→ EXERCISE AIM
Reproduce the line that holds "Parse this screenshot: output" together with all the lines after it up to the end of the entries.

→ MATERIAL FOR THE TASK

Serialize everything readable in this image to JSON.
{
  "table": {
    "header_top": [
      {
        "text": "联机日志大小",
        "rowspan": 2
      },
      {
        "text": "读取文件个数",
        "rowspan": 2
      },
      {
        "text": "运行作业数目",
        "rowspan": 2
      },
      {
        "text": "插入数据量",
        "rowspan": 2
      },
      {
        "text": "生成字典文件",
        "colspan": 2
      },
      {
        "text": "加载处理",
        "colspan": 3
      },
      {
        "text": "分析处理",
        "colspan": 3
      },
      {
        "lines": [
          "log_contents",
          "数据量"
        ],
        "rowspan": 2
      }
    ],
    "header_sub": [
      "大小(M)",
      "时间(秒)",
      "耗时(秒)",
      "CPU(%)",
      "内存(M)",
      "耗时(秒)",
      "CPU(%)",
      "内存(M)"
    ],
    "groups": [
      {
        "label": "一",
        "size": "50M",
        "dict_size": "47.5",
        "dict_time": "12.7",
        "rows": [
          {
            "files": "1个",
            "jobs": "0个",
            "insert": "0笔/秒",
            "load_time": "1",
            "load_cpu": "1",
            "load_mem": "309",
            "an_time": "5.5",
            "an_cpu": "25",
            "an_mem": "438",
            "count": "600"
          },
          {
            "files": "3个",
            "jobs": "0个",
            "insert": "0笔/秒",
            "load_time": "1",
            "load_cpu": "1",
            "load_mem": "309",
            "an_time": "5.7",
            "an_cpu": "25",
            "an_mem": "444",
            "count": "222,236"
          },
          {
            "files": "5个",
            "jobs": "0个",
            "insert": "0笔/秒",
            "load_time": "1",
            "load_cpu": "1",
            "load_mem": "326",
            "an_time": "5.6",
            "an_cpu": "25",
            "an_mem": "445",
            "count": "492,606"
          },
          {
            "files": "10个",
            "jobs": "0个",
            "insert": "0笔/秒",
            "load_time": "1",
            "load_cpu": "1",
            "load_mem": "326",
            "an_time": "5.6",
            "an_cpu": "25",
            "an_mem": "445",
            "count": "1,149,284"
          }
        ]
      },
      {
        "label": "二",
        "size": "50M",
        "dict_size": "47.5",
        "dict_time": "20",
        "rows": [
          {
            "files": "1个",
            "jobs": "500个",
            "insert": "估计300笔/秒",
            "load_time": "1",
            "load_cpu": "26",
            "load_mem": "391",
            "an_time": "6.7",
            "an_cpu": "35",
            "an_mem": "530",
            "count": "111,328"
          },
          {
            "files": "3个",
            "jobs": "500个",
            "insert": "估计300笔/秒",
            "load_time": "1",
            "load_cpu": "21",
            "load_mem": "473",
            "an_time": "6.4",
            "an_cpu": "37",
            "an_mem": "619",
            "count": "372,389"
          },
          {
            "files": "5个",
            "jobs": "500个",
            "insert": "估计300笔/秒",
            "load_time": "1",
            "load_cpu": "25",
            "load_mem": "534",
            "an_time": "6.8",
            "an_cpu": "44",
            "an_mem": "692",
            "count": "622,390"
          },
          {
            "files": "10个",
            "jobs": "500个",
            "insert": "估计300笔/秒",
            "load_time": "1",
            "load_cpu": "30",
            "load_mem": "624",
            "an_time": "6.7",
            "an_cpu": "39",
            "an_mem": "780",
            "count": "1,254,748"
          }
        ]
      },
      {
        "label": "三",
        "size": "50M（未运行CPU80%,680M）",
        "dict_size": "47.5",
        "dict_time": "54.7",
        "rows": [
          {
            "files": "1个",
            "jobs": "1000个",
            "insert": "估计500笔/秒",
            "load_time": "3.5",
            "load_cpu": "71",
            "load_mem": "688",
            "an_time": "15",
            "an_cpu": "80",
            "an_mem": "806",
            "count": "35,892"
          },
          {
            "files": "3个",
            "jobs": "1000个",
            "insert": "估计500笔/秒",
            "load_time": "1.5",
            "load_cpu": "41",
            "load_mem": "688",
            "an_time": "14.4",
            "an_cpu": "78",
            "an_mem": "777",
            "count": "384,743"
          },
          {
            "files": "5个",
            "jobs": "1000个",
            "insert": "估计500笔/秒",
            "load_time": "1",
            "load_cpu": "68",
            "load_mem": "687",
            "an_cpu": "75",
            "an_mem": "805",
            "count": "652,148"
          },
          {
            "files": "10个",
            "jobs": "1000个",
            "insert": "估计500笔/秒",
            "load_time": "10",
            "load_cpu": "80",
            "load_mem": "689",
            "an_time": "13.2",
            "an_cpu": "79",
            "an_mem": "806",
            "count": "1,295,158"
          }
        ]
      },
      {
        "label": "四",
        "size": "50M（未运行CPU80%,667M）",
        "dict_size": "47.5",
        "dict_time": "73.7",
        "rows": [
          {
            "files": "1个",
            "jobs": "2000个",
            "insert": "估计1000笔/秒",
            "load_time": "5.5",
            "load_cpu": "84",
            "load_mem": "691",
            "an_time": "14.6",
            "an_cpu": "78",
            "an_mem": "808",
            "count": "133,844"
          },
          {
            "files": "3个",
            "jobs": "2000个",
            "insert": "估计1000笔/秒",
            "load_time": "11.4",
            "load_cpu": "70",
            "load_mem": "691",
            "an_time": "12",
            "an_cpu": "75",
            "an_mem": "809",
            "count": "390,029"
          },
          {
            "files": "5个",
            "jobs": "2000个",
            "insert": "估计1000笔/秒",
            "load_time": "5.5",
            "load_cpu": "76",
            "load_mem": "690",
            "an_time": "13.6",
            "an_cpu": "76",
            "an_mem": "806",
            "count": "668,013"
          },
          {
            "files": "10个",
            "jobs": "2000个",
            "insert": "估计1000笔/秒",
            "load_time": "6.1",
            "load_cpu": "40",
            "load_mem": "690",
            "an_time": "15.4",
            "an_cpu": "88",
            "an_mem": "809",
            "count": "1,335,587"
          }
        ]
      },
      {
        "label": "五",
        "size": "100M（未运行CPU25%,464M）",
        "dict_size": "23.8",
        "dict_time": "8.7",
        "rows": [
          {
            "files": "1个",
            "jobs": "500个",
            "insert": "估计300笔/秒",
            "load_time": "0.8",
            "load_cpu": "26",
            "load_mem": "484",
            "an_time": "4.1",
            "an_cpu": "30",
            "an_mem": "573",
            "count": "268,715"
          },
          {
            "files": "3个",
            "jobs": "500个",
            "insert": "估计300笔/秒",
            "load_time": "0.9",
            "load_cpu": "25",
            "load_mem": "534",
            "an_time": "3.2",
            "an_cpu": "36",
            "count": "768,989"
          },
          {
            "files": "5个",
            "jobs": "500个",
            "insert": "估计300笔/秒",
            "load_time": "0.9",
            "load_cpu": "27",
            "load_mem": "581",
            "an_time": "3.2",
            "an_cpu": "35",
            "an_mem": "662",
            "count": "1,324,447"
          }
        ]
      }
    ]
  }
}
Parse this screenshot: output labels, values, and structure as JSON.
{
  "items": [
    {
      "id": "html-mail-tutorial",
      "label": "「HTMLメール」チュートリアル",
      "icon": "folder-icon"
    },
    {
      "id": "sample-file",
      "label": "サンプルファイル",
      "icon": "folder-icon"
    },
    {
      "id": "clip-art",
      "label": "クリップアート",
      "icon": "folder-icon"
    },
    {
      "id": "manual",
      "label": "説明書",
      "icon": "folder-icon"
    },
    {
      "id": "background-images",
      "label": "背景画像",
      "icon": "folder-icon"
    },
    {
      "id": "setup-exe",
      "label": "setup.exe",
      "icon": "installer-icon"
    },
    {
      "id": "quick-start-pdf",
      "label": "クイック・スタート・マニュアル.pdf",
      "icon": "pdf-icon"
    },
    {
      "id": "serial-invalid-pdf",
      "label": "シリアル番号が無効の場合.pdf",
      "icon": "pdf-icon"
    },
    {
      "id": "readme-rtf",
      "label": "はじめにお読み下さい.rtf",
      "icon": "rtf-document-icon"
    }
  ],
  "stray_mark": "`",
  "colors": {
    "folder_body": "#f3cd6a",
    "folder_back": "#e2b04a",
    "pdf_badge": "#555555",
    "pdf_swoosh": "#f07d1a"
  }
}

→ RESPONSE TO THE EXERCISE
Parse this screenshot: output labels, values, and structure as JSON.
{
  "items": [
    {
      "id": "html-mail-tutorial",
      "label": "「HTMLメール」チュートリアル",
      "icon": "folder-icon"
    },
    {
      "id": "sample-file",
      "label": "サンプルファイル",
      "icon": "folder-icon"
    },
    {
      "id": "clip-art",
      "label": "クリップアート",
      "icon": "folder-icon"
    },
    {
      "id": "manual",
      "label": "説明書",
      "icon": "folder-icon"
    },
    {
      "id": "background-images",
      "label": "背景画像",
      "icon": "folder-icon"
    },
    {
      "id": "setup-exe",
      "label": "setup.exe",
      "icon": "installer-icon"
    },
    {
      "id": "quick-start-pdf",
      "label": "クイック・スタート・マニュアル.pdf",
      "icon": "pdf-icon"
    },
    {
      "id": "serial-invalid-pdf",
      "label": "シリアル番号が無効の場合.pdf",
      "icon": "pdf-icon"
    },
    {
      "id": "readme-rtf",
      "label": "はじめにお読み下さい.rtf",
      "icon": "rtf-document-icon"
    }
  ],
  "stray_mark": "`",
  "colors": {
    "folder_body": "#f3cd6a",
    "folder_back": "#e2b04a",
    "pdf_badge": "#555555",
    "pdf_swoosh": "#f07d1a"
  }
}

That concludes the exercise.